## INSTRUCTION
Search the data below for the string "close". Extract every line that contains it.
**** GIVEN DATA
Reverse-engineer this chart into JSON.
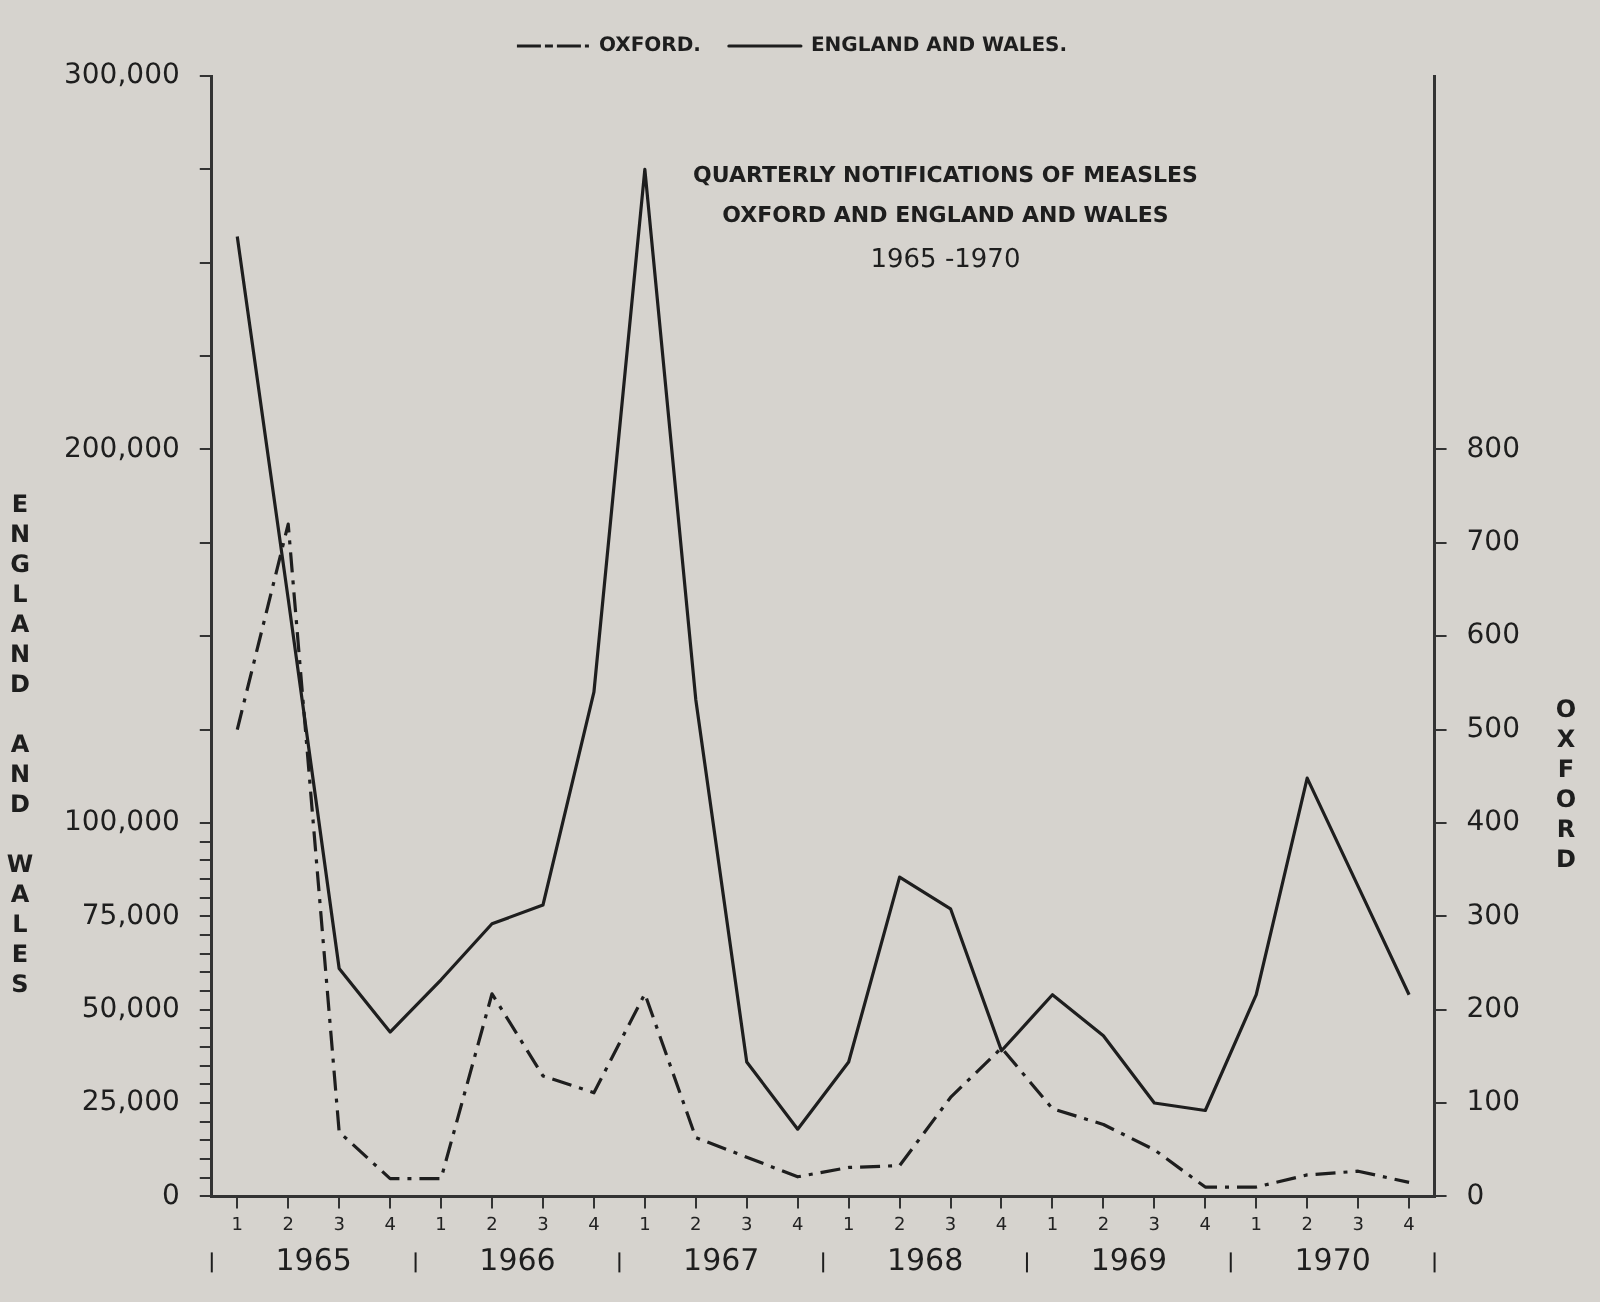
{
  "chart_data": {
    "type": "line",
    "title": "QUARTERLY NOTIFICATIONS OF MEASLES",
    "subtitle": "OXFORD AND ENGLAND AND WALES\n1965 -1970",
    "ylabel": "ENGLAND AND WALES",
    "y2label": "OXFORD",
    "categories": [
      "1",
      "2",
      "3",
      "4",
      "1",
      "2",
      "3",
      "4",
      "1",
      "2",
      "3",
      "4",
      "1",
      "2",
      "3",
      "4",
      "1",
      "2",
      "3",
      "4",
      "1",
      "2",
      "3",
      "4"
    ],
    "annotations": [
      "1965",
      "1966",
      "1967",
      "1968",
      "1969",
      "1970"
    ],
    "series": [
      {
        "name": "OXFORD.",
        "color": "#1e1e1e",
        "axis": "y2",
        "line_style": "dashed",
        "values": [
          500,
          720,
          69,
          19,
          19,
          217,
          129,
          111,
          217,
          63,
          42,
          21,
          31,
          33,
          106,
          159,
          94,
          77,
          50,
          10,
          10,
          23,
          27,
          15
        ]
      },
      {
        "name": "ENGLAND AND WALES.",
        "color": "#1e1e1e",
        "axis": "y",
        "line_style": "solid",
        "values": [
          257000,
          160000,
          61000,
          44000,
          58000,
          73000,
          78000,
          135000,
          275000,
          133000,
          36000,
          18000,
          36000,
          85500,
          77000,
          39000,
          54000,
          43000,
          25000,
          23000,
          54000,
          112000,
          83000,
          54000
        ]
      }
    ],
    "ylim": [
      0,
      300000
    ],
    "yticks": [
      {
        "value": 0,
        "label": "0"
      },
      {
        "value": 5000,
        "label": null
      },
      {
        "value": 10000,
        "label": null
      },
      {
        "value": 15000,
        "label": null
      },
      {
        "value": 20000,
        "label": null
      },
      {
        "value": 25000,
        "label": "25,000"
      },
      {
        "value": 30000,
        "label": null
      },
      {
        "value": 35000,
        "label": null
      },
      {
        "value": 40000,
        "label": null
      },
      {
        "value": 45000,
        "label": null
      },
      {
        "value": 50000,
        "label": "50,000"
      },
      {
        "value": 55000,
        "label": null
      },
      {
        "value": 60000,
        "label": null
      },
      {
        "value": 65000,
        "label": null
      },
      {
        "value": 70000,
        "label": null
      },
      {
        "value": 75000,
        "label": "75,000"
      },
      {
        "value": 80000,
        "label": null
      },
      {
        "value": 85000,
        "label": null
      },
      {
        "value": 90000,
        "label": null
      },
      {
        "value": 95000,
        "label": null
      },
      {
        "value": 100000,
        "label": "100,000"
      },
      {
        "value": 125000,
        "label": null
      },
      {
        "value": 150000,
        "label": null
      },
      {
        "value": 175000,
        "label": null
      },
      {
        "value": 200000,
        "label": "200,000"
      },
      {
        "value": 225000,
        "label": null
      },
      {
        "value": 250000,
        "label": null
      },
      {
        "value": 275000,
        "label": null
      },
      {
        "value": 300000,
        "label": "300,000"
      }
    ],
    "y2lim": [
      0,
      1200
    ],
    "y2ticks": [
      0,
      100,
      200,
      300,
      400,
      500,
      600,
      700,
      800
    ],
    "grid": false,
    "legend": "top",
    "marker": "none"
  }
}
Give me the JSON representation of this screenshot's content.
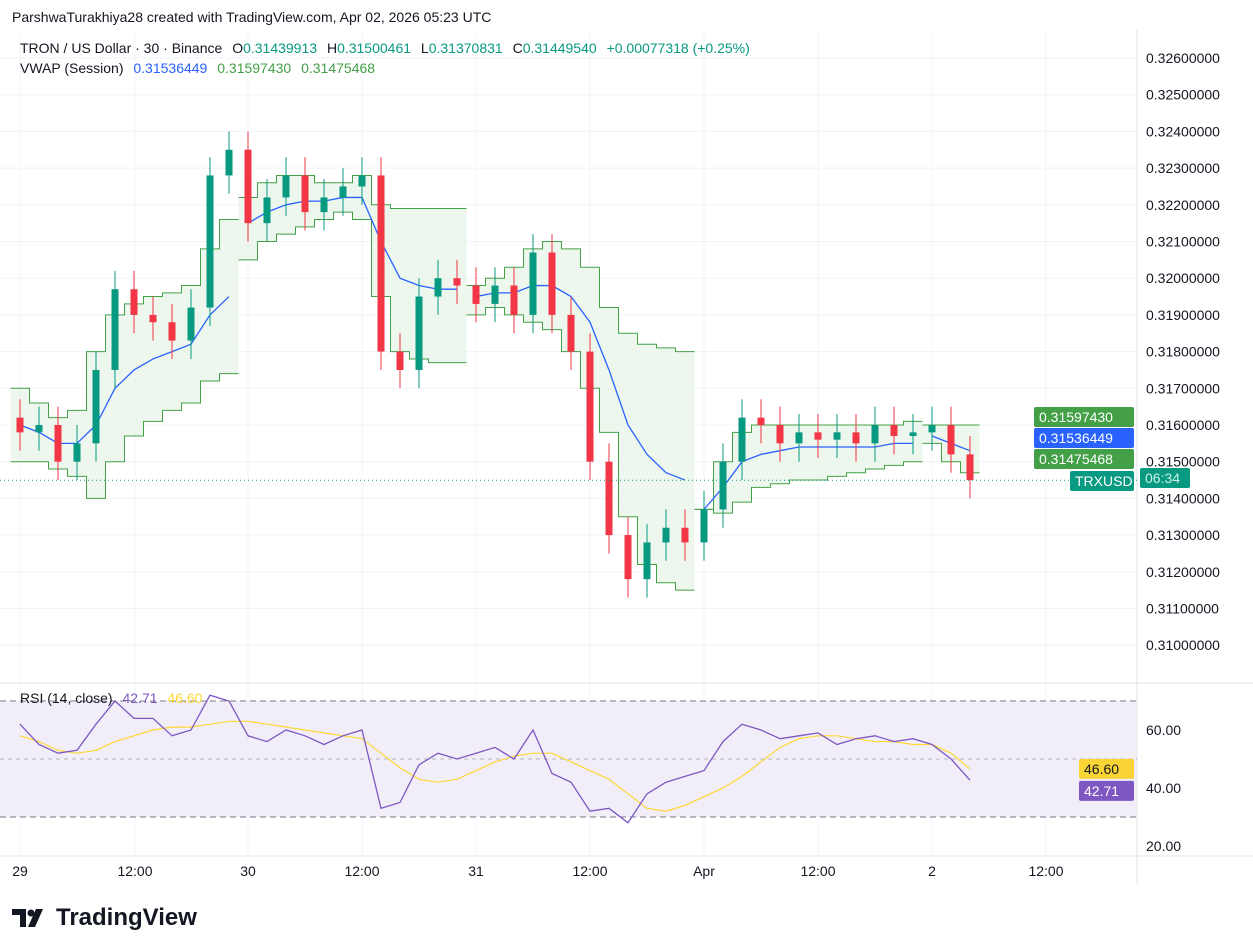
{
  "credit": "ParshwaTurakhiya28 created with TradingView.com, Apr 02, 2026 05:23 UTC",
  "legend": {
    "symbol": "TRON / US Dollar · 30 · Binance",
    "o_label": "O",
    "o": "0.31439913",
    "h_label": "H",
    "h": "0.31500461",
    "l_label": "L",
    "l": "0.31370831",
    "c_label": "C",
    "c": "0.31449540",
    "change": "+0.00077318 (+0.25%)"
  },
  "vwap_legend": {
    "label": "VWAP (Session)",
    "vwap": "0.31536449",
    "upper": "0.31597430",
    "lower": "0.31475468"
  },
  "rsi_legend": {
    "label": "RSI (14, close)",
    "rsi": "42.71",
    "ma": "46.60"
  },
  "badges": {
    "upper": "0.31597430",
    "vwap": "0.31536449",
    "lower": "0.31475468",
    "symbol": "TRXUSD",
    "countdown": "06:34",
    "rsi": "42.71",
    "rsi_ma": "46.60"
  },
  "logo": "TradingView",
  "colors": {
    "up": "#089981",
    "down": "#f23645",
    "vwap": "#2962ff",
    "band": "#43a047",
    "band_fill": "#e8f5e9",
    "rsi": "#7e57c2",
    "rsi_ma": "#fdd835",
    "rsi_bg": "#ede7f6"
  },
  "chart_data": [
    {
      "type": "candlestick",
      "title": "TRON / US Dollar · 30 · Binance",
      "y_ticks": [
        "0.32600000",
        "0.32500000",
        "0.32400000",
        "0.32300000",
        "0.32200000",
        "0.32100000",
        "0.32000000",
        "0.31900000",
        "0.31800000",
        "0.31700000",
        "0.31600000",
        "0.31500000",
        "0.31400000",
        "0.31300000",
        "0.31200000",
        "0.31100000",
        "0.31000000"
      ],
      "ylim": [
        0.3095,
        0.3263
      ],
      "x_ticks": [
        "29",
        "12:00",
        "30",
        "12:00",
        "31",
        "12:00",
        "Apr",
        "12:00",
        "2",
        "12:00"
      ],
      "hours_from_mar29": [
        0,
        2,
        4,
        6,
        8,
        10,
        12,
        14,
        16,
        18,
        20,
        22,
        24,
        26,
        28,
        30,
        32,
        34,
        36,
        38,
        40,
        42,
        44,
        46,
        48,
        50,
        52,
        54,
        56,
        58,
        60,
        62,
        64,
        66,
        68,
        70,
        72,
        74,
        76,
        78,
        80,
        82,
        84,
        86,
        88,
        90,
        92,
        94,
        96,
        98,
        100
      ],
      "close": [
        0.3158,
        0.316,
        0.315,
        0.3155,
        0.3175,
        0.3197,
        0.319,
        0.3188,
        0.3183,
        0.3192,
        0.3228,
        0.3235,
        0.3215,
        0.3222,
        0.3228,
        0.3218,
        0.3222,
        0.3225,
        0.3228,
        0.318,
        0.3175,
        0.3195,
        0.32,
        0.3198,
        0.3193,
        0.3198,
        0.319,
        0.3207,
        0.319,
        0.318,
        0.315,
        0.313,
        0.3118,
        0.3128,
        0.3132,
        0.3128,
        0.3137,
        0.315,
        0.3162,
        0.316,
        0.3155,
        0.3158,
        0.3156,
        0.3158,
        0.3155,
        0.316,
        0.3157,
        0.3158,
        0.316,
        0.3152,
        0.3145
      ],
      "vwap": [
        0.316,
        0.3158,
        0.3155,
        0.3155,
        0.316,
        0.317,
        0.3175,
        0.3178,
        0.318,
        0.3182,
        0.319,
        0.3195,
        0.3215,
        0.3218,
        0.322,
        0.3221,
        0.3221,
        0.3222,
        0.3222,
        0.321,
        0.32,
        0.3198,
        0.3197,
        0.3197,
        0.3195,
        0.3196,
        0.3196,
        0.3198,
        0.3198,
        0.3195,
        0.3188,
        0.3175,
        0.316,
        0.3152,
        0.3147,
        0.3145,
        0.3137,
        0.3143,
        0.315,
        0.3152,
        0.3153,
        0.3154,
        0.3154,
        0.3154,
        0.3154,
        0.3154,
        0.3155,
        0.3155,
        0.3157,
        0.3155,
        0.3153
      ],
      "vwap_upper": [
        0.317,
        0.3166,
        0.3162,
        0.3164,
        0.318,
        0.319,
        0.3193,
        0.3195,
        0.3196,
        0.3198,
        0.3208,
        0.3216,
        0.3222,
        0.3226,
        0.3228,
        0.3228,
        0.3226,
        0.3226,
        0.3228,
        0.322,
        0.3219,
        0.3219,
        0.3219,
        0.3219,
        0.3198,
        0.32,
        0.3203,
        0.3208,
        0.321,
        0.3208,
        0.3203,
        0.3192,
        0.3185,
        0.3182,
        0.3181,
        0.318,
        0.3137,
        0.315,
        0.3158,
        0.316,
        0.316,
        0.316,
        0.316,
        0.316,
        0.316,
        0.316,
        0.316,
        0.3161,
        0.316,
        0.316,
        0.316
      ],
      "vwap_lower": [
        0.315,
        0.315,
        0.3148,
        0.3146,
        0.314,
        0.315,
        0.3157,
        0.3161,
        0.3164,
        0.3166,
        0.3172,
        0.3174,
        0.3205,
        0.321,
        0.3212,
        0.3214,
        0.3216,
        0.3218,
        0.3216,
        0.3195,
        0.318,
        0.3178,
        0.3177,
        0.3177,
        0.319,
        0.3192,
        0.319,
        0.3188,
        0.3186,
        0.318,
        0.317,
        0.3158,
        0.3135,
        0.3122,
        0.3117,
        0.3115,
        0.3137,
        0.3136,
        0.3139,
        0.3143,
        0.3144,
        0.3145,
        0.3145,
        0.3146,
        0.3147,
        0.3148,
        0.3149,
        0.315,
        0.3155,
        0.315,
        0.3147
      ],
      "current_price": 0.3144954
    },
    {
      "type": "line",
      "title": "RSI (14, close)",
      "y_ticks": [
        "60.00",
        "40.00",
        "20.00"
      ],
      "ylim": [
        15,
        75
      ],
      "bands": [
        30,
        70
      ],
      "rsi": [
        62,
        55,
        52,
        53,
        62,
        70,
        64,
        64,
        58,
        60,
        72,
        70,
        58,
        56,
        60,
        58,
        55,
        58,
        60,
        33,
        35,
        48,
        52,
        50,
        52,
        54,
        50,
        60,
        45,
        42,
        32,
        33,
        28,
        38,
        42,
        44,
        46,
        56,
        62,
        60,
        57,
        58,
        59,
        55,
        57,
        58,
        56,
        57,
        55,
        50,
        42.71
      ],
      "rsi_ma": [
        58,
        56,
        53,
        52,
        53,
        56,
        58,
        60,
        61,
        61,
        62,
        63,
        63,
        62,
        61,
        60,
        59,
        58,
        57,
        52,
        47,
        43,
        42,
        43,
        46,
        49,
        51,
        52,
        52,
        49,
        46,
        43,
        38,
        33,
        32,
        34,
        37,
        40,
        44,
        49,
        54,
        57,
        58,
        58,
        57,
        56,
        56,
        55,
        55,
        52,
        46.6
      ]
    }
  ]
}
********
## THE RESPONSE
    "label": "RSI (14, close)",
      "close": [
      "title": "RSI (14, close)",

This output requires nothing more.